● Set task
In the material below, find all lines with the string "annotation" and copy them.

● Dataset excerpts
__________

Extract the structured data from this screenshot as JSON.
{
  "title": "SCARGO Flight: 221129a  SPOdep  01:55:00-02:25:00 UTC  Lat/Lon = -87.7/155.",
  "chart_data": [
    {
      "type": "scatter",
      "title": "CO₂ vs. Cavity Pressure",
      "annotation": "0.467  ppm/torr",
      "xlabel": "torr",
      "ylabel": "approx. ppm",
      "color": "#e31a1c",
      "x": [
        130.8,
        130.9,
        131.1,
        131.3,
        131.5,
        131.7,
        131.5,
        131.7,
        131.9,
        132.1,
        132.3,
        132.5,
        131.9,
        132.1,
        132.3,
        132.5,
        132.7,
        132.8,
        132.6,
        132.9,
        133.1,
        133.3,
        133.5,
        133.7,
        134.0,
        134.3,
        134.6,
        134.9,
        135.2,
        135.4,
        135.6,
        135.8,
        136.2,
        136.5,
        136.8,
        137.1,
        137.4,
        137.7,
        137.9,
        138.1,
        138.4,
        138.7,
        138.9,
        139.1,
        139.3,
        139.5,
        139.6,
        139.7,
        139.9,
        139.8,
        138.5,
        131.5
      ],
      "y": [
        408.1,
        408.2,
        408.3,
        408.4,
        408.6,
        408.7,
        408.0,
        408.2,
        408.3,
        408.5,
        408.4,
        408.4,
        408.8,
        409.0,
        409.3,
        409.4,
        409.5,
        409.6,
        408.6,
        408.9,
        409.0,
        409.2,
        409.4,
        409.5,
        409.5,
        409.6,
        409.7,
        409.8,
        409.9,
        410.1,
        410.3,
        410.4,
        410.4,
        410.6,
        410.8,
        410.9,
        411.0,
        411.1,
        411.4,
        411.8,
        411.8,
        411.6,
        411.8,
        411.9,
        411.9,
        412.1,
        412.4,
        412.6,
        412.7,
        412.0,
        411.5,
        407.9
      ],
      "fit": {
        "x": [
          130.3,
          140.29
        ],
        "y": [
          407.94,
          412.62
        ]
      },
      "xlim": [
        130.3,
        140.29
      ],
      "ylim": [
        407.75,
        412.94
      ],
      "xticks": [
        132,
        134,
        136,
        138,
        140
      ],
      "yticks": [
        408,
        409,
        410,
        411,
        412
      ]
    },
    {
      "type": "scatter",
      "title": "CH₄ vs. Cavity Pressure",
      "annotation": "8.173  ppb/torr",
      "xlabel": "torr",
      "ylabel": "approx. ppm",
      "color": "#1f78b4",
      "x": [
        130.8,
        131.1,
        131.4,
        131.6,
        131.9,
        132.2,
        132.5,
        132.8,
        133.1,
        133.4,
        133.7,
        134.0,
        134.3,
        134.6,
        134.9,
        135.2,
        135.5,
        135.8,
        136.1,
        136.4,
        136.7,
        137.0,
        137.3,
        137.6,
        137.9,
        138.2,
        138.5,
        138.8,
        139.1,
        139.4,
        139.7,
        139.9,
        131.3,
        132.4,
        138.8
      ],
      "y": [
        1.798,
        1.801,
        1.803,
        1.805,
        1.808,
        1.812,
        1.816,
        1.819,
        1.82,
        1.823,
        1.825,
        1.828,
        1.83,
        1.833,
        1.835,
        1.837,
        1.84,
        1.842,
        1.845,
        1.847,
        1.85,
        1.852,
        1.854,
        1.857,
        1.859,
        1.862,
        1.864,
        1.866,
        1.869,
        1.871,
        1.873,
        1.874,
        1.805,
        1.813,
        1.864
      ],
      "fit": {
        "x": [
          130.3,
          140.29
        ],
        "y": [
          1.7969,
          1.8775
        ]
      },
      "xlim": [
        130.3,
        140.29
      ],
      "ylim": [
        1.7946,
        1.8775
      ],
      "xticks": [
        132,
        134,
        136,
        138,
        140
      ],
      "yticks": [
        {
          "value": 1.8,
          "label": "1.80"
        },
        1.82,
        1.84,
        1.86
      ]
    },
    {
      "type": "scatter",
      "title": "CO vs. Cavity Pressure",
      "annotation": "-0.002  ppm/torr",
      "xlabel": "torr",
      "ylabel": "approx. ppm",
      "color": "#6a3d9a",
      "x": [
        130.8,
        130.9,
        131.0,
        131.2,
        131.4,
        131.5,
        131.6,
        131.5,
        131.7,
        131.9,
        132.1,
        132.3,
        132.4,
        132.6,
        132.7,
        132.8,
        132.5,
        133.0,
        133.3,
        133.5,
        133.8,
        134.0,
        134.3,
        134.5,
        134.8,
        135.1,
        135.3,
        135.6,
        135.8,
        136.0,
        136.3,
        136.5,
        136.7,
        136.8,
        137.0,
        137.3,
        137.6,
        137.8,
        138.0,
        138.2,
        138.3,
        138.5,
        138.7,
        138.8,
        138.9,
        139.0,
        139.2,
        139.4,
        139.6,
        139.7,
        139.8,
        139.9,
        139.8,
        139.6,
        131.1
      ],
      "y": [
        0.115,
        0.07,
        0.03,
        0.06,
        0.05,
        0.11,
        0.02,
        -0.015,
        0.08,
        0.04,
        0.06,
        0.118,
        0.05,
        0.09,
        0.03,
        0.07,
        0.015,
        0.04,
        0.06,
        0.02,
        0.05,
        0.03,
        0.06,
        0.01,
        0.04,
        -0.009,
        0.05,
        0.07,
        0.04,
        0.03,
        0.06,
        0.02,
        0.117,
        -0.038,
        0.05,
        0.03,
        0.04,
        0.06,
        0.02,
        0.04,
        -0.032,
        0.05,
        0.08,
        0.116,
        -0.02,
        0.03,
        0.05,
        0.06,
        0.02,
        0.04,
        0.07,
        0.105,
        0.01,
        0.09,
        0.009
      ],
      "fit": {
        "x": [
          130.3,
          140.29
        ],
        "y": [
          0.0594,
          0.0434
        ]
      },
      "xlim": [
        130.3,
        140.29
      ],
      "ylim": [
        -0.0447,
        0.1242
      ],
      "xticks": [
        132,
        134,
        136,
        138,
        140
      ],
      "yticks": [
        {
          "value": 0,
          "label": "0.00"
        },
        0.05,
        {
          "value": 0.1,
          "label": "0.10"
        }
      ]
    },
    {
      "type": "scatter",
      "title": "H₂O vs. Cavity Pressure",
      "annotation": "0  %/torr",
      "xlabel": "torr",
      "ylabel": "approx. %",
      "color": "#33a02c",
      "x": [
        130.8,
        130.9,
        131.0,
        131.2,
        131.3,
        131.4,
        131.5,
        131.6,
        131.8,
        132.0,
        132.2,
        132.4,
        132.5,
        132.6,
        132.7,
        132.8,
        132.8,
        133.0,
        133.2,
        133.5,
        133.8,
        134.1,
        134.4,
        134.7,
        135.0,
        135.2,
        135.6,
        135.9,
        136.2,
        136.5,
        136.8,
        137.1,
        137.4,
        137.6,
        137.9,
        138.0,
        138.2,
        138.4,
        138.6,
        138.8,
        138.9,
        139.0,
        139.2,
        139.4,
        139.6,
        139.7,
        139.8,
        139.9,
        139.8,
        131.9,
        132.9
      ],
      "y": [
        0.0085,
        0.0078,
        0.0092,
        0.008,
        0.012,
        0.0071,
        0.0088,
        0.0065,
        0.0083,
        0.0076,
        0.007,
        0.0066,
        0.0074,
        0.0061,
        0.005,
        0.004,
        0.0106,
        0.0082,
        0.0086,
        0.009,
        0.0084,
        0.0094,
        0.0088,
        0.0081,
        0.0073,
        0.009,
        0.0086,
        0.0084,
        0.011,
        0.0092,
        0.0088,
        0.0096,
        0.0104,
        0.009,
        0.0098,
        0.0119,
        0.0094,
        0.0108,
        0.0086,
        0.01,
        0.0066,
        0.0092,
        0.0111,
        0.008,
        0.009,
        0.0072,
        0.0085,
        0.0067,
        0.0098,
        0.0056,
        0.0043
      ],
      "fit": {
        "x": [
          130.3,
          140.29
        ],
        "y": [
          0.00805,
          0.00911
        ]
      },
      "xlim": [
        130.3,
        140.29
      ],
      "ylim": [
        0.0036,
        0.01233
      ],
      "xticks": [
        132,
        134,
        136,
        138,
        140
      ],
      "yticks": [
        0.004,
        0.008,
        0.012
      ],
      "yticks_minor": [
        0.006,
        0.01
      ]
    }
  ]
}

__________

● Answer to the problem
      "annotation": "0.467  ppm/torr",
      "annotation": "8.173  ppb/torr",
      "annotation": "-0.002  ppm/torr",
      "annotation": "0  %/torr",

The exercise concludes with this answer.